● **Do this**
Go through the material below and copy all lines with "Union".

Data extracted from a collection:
= = = = =
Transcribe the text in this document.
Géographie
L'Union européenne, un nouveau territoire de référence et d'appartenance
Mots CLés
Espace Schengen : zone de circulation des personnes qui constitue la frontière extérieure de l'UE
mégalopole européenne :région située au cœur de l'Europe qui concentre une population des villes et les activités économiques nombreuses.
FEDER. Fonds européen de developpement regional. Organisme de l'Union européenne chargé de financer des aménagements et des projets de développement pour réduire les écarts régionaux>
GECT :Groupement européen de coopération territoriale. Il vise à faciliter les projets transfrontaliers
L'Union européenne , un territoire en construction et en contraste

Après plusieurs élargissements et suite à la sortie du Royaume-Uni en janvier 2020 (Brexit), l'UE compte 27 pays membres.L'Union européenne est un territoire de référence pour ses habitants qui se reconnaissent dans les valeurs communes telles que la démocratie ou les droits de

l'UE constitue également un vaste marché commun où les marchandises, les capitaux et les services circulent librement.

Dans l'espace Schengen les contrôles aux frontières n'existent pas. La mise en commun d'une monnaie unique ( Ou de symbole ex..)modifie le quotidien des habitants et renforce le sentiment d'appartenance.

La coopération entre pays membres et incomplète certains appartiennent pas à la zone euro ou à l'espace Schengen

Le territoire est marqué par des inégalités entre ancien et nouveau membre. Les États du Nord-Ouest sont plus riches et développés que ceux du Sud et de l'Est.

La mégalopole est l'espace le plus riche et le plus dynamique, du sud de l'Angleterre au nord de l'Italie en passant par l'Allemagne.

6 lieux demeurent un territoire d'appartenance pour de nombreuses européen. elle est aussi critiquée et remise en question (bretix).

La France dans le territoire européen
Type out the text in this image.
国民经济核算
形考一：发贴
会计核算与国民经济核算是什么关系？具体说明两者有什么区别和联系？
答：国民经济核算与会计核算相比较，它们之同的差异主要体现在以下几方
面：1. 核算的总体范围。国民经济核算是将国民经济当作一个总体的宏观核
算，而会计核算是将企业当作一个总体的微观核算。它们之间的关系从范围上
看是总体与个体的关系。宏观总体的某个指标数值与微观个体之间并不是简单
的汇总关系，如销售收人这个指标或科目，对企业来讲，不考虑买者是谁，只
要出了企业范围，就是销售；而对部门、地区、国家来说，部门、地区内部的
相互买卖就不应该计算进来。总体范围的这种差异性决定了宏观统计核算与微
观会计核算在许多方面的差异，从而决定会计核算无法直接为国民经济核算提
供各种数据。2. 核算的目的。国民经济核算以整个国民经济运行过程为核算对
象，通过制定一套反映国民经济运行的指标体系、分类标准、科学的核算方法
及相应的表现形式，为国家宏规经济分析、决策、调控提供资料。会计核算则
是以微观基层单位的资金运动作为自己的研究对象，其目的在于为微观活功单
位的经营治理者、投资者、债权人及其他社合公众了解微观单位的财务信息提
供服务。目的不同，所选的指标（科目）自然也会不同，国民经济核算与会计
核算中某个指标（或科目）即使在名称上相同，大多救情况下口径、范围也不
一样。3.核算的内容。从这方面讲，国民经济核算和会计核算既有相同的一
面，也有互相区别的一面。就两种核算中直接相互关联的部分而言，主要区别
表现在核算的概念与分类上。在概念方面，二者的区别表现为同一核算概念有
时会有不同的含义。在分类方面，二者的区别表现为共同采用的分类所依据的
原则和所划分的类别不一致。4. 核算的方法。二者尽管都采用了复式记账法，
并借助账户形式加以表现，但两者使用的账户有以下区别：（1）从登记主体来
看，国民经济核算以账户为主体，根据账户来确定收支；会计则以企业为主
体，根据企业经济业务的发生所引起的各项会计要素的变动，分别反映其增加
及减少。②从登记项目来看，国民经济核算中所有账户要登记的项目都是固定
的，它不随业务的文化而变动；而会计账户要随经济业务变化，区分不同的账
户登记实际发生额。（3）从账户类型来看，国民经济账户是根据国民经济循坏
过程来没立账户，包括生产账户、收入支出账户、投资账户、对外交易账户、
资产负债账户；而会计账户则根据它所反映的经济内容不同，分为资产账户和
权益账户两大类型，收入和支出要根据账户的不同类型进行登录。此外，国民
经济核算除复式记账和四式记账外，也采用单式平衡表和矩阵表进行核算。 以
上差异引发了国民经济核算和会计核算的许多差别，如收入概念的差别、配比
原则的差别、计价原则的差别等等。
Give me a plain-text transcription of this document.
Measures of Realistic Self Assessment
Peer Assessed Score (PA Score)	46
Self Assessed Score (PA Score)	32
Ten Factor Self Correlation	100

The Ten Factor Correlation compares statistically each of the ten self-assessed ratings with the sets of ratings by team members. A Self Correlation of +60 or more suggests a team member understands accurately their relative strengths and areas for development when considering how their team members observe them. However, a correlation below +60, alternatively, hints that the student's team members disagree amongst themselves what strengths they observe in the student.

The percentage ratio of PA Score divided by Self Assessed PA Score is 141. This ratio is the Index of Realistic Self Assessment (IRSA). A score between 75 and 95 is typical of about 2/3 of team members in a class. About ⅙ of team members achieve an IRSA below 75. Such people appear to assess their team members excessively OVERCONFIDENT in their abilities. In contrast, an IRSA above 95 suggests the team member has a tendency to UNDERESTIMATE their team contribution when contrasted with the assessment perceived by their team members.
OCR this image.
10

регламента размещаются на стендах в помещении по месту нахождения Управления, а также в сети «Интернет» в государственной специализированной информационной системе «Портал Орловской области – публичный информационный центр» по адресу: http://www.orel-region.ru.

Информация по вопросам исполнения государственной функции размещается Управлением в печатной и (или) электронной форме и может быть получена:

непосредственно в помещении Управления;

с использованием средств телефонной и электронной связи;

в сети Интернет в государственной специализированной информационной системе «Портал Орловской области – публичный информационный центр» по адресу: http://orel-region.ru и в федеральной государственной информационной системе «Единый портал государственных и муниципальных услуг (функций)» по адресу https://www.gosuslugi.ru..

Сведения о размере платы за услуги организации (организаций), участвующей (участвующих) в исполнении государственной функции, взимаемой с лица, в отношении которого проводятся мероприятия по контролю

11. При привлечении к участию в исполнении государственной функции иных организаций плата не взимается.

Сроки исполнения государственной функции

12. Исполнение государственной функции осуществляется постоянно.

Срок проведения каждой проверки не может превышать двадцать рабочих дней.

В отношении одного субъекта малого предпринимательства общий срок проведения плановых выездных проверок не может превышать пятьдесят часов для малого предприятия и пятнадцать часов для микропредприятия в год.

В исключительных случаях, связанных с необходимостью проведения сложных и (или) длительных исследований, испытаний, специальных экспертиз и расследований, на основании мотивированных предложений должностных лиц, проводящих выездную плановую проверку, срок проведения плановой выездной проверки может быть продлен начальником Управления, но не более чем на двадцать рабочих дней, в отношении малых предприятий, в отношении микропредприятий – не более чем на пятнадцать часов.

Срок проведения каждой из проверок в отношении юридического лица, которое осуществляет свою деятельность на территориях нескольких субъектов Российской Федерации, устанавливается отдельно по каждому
= = = = =
● **Written solution**
L'Union européenne, un nouveau territoire de référence et d'appartenance
FEDER. Fonds européen de developpement regional. Organisme de l'Union européenne chargé de financer des aménagements et des projets de développement pour réduire les écarts régionaux>
L'Union européenne , un territoire en construction et en contraste
Après plusieurs élargissements et suite à la sortie du Royaume-Uni en janvier 2020 (Brexit), l'UE compte 27 pays membres.L'Union européenne est un territoire de référence pour ses habitants qui se reconnaissent dans les valeurs communes telles que la démocratie ou les droits de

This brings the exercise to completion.